Without the pictures, set down every line of the data exactly.
>> Begin Material for the task
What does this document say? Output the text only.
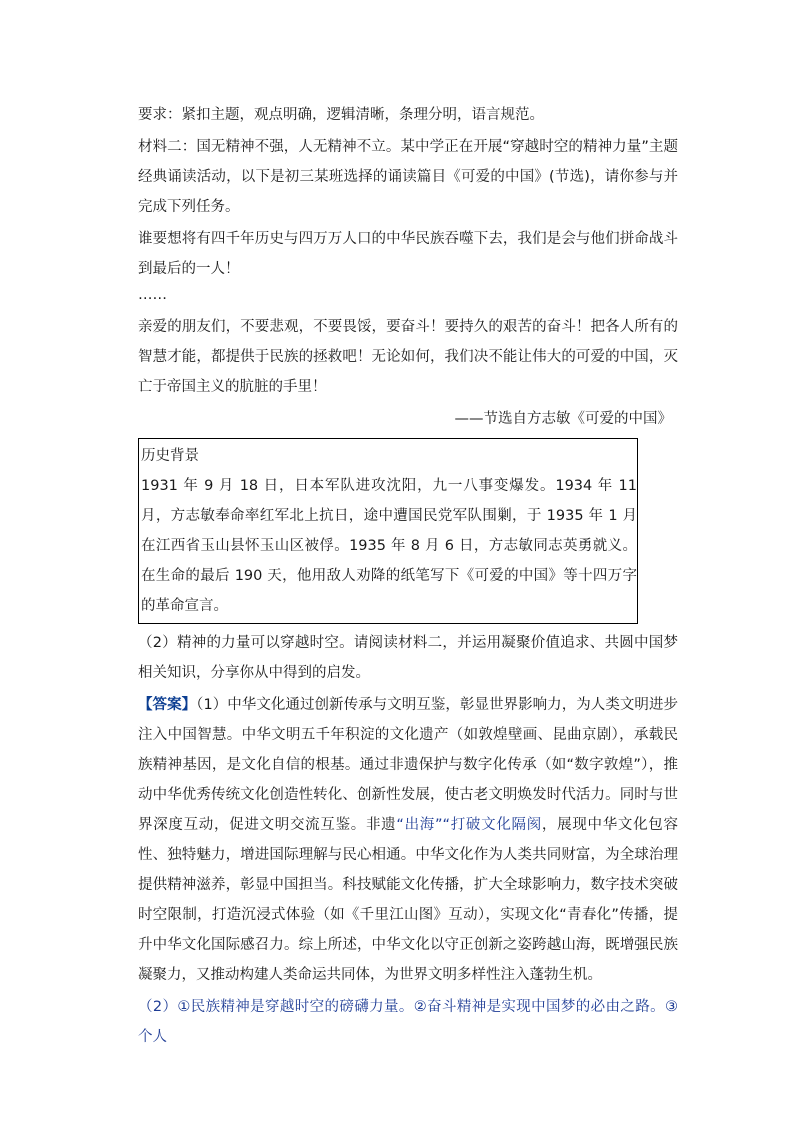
要求：紧扣主题，观点明确，逻辑清晰，条理分明，语言规范。

材料二：国无精神不强，人无精神不立。某中学正在开展“穿越时空的精神力量”主题经典诵读活动，以下是初三某班选择的诵读篇目《可爱的中国》(节选)，请你参与并完成下列任务。

谁要想将有四千年历史与四万万人口的中华民族吞噬下去，我们是会与他们拼命战斗到最后的一人！

……

亲爱的朋友们，不要悲观，不要畏馁，要奋斗！要持久的艰苦的奋斗！把各人所有的智慧才能，都提供于民族的拯救吧！无论如何，我们决不能让伟大的可爱的中国，灭亡于帝国主义的肮脏的手里！

——节选自方志敏《可爱的中国》

历史背景

1931 年 9 月 18 日，日本军队进攻沈阳，九一八事变爆发。1934 年 11 月，方志敏奉命率红军北上抗日，途中遭国民党军队围剿，于 1935 年 1 月在江西省玉山县怀玉山区被俘。1935 年 8 月 6 日，方志敏同志英勇就义。在生命的最后 190 天，他用敌人劝降的纸笔写下《可爱的中国》等十四万字的革命宣言。

（2）精神的力量可以穿越时空。请阅读材料二，并运用凝聚价值追求、共圆中国梦相关知识，分享你从中得到的启发。

【答案】（1）中华文化通过创新传承与文明互鉴，彰显世界影响力，为人类文明进步注入中国智慧。中华文明五千年积淀的文化遗产（如敦煌壁画、昆曲京剧），承载民族精神基因，是文化自信的根基。通过非遗保护与数字化传承（如“数字敦煌”），推动中华优秀传统文化创造性转化、创新性发展，使古老文明焕发时代活力。同时与世界深度互动，促进文明交流互鉴。非遗“出海”“打破文化隔阂，展现中华文化包容性、独特魅力，增进国际理解与民心相通。中华文化作为人类共同财富，为全球治理提供精神滋养，彰显中国担当。科技赋能文化传播，扩大全球影响力，数字技术突破时空限制，打造沉浸式体验（如《千里江山图》互动），实现文化“青春化”传播，提升中华文化国际感召力。综上所述，中华文化以守正创新之姿跨越山海，既增强民族凝聚力，又推动构建人类命运共同体，为世界文明多样性注入蓬勃生机。

（2）①民族精神是穿越时空的磅礴力量。②奋斗精神是实现中国梦的必由之路。③个人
>> End Material for the task
§ **Response to this task**:
What does this document say? Output the text only.
要求：紧扣主题，观点明确，逻辑清晰，条理分明，语言规范。

材料二：国无精神不强，人无精神不立。某中学正在开展“穿越时空的精神力量”主题经典诵读活动，以下是初三某班选择的诵读篇目《可爱的中国》(节选)，请你参与并完成下列任务。

谁要想将有四千年历史与四万万人口的中华民族吞噬下去，我们是会与他们拼命战斗到最后的一人！

……

亲爱的朋友们，不要悲观，不要畏馁，要奋斗！要持久的艰苦的奋斗！把各人所有的智慧才能，都提供于民族的拯救吧！无论如何，我们决不能让伟大的可爱的中国，灭亡于帝国主义的肮脏的手里！

——节选自方志敏《可爱的中国》

历史背景

1931 年 9 月 18 日，日本军队进攻沈阳，九一八事变爆发。1934 年 11 月，方志敏奉命率红军北上抗日，途中遭国民党军队围剿，于 1935 年 1 月在江西省玉山县怀玉山区被俘。1935 年 8 月 6 日，方志敏同志英勇就义。在生命的最后 190 天，他用敌人劝降的纸笔写下《可爱的中国》等十四万字的革命宣言。

（2）精神的力量可以穿越时空。请阅读材料二，并运用凝聚价值追求、共圆中国梦相关知识，分享你从中得到的启发。

【答案】（1）中华文化通过创新传承与文明互鉴，彰显世界影响力，为人类文明进步注入中国智慧。中华文明五千年积淀的文化遗产（如敦煌壁画、昆曲京剧），承载民族精神基因，是文化自信的根基。通过非遗保护与数字化传承（如“数字敦煌”），推动中华优秀传统文化创造性转化、创新性发展，使古老文明焕发时代活力。同时与世界深度互动，促进文明交流互鉴。非遗“出海”“打破文化隔阂，展现中华文化包容性、独特魅力，增进国际理解与民心相通。中华文化作为人类共同财富，为全球治理提供精神滋养，彰显中国担当。科技赋能文化传播，扩大全球影响力，数字技术突破时空限制，打造沉浸式体验（如《千里江山图》互动），实现文化“青春化”传播，提升中华文化国际感召力。综上所述，中华文化以守正创新之姿跨越山海，既增强民族凝聚力，又推动构建人类命运共同体，为世界文明多样性注入蓬勃生机。

（2）①民族精神是穿越时空的磅礴力量。②奋斗精神是实现中国梦的必由之路。③个人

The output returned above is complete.